#### Work to complete:
Copy every row below verbatim, one line per row, with the same characters, spacing and order.

#### Provided material:
....................
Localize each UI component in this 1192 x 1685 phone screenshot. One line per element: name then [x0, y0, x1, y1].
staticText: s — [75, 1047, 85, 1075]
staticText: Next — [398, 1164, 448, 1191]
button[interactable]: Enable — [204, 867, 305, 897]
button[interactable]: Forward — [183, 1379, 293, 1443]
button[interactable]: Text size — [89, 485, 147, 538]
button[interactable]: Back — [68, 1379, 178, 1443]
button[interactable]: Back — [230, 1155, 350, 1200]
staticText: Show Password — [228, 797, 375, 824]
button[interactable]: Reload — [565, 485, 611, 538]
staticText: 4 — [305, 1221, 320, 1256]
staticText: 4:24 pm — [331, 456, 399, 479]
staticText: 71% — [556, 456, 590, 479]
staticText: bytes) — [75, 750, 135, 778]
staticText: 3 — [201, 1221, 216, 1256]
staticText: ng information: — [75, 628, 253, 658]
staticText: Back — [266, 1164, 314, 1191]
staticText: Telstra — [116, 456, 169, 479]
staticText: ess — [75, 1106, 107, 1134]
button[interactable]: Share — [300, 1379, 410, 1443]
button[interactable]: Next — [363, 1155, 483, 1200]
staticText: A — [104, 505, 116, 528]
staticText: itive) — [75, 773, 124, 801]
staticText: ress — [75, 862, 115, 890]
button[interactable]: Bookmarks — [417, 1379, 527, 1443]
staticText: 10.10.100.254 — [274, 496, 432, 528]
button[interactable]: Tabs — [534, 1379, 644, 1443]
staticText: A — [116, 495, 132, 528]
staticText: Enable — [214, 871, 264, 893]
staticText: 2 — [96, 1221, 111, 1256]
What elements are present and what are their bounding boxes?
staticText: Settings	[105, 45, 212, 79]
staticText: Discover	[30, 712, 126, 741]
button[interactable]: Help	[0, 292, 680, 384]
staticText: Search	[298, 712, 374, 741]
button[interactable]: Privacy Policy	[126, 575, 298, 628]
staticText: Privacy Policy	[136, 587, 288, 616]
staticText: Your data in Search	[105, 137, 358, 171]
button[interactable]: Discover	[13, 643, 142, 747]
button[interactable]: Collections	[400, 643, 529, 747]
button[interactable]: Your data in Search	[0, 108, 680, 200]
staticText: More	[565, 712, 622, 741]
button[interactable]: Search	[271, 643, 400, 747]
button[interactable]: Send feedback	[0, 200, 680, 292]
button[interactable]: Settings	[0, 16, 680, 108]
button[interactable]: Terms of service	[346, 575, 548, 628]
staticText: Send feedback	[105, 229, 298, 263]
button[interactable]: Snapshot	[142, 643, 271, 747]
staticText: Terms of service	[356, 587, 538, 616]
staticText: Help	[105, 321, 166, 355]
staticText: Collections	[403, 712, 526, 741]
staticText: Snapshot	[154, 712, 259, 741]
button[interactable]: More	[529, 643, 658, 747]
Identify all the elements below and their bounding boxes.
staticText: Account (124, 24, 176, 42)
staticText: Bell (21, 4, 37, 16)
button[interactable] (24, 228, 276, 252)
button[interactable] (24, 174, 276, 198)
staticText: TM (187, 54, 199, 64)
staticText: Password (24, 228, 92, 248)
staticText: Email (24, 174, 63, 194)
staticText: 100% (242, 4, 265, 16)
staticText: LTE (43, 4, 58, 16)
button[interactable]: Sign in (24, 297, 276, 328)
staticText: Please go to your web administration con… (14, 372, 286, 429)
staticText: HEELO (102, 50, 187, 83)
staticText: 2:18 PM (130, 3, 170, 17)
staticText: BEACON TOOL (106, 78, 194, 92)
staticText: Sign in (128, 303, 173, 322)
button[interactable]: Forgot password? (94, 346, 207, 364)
....................
#### In response:
Localize each UI component in this 1192 x 1685 phone screenshot. One line per element: name then [x0, y0, x1, y1].
staticText: s — [75, 1047, 85, 1075]
staticText: Next — [398, 1164, 448, 1191]
button[interactable]: Enable — [204, 867, 305, 897]
button[interactable]: Forward — [183, 1379, 293, 1443]
button[interactable]: Text size — [89, 485, 147, 538]
button[interactable]: Back — [68, 1379, 178, 1443]
button[interactable]: Back — [230, 1155, 350, 1200]
staticText: Show Password — [228, 797, 375, 824]
button[interactable]: Reload — [565, 485, 611, 538]
staticText: 4 — [305, 1221, 320, 1256]
staticText: 4:24 pm — [331, 456, 399, 479]
staticText: 71% — [556, 456, 590, 479]
staticText: bytes) — [75, 750, 135, 778]
staticText: 3 — [201, 1221, 216, 1256]
staticText: ng information: — [75, 628, 253, 658]
staticText: Back — [266, 1164, 314, 1191]
staticText: Telstra — [116, 456, 169, 479]
staticText: ess — [75, 1106, 107, 1134]
button[interactable]: Share — [300, 1379, 410, 1443]
button[interactable]: Next — [363, 1155, 483, 1200]
staticText: A — [104, 505, 116, 528]
staticText: itive) — [75, 773, 124, 801]
staticText: ress — [75, 862, 115, 890]
button[interactable]: Bookmarks — [417, 1379, 527, 1443]
staticText: 10.10.100.254 — [274, 496, 432, 528]
button[interactable]: Tabs — [534, 1379, 644, 1443]
staticText: A — [116, 495, 132, 528]
staticText: Enable — [214, 871, 264, 893]
staticText: 2 — [96, 1221, 111, 1256]
What elements are present and what are their bounding boxes?
staticText: Settings	[105, 45, 212, 79]
staticText: Discover	[30, 712, 126, 741]
button[interactable]: Help	[0, 292, 680, 384]
staticText: Search	[298, 712, 374, 741]
button[interactable]: Privacy Policy	[126, 575, 298, 628]
staticText: Privacy Policy	[136, 587, 288, 616]
staticText: Your data in Search	[105, 137, 358, 171]
button[interactable]: Discover	[13, 643, 142, 747]
button[interactable]: Collections	[400, 643, 529, 747]
button[interactable]: Your data in Search	[0, 108, 680, 200]
staticText: More	[565, 712, 622, 741]
button[interactable]: Search	[271, 643, 400, 747]
button[interactable]: Send feedback	[0, 200, 680, 292]
button[interactable]: Settings	[0, 16, 680, 108]
button[interactable]: Terms of service	[346, 575, 548, 628]
staticText: Send feedback	[105, 229, 298, 263]
button[interactable]: Snapshot	[142, 643, 271, 747]
staticText: Terms of service	[356, 587, 538, 616]
staticText: Help	[105, 321, 166, 355]
staticText: Collections	[403, 712, 526, 741]
staticText: Snapshot	[154, 712, 259, 741]
button[interactable]: More	[529, 643, 658, 747]
Identify all the elements below and their bounding boxes.
staticText: Account (124, 24, 176, 42)
staticText: Bell (21, 4, 37, 16)
button[interactable] (24, 228, 276, 252)
button[interactable] (24, 174, 276, 198)
staticText: TM (187, 54, 199, 64)
staticText: Password (24, 228, 92, 248)
staticText: Email (24, 174, 63, 194)
staticText: 100% (242, 4, 265, 16)
staticText: LTE (43, 4, 58, 16)
button[interactable]: Sign in (24, 297, 276, 328)
staticText: Please go to your web administration con… (14, 372, 286, 429)
staticText: HEELO (102, 50, 187, 83)
staticText: 2:18 PM (130, 3, 170, 17)
staticText: BEACON TOOL (106, 78, 194, 92)
staticText: Sign in (128, 303, 173, 322)
button[interactable]: Forgot password? (94, 346, 207, 364)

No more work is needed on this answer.